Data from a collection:
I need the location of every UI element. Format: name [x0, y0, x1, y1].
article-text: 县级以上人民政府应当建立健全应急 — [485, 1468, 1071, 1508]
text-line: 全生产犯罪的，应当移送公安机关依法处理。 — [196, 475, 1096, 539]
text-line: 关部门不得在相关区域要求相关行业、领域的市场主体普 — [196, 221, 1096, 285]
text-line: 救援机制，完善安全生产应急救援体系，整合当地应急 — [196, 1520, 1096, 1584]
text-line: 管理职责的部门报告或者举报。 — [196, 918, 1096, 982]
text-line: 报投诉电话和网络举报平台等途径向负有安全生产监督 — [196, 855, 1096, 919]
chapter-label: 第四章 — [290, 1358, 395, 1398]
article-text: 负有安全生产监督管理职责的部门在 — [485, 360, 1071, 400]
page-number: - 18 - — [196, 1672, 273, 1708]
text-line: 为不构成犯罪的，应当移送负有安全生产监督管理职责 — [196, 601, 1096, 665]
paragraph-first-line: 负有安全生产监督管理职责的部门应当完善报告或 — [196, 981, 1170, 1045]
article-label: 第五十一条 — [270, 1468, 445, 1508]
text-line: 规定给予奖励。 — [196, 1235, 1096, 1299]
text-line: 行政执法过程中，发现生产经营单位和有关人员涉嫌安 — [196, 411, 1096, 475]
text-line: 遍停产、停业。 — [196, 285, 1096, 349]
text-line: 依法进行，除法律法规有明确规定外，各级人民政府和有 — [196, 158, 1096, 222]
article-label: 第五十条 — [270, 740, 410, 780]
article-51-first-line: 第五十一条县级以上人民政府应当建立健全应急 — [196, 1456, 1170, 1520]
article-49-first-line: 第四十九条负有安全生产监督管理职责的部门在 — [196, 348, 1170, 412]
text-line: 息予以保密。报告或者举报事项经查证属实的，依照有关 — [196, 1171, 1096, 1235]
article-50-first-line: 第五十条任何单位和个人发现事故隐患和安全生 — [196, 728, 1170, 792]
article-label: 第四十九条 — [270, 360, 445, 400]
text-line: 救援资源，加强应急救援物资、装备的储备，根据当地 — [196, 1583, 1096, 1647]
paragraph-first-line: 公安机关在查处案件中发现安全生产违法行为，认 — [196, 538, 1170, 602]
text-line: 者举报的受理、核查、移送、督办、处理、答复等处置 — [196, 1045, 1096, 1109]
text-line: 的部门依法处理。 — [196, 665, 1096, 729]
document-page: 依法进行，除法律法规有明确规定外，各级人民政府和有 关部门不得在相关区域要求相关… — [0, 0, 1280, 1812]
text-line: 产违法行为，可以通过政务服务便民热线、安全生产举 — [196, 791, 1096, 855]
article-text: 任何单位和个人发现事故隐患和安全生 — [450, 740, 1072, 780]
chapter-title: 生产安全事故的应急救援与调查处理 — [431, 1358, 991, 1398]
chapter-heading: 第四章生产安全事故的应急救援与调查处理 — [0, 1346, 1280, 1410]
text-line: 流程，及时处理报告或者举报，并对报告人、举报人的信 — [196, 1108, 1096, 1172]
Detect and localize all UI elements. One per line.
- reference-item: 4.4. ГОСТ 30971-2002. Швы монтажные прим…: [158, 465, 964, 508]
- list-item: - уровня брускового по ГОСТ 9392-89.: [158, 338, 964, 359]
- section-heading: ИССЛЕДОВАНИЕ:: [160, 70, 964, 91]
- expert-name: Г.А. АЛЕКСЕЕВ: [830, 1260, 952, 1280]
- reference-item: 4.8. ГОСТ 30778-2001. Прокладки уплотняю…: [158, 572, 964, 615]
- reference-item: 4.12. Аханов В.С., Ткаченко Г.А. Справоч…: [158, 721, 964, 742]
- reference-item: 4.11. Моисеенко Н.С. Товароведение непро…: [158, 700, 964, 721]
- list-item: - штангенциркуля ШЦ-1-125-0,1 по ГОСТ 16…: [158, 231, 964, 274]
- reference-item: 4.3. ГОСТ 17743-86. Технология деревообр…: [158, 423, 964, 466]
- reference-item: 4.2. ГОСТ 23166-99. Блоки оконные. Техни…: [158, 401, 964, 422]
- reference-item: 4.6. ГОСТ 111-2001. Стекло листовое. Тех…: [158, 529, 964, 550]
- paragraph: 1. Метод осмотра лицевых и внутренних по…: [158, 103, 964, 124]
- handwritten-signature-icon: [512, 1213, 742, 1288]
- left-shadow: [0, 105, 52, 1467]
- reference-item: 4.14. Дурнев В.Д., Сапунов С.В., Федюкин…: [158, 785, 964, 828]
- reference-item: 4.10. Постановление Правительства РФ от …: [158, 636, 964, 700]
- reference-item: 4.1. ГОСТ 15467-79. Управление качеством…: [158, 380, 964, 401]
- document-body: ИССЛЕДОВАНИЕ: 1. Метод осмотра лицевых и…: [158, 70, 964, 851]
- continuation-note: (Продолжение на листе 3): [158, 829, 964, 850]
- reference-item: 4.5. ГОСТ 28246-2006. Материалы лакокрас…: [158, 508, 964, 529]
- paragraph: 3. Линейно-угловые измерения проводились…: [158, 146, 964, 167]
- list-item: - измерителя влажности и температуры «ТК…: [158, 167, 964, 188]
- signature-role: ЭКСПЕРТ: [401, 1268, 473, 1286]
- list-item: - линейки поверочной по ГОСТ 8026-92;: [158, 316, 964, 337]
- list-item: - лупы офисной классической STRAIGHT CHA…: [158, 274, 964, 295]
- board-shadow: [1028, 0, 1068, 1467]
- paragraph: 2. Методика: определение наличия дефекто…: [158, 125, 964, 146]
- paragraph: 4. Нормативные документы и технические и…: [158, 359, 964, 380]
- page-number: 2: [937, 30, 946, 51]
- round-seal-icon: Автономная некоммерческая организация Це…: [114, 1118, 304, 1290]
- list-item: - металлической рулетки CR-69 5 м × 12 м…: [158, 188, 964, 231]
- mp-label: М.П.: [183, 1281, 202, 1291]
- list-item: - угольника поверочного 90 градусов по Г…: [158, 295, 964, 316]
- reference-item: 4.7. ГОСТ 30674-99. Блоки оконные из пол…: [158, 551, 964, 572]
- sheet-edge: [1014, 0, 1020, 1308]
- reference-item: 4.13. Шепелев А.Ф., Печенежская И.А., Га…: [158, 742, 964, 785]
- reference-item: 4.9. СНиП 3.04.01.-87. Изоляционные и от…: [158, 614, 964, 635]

THE PROBLEM: Pull out every line of the data that contains the word "осмотра", treating uppercase and lowercase letters as different.

THE ANSWER:
- paragraph: 1. Метод осмотра лицевых и внутренних по…: [158, 103, 964, 124]
- document-body: ИССЛЕДОВАНИЕ: 1. Метод осмотра лицевых и…: [158, 70, 964, 851]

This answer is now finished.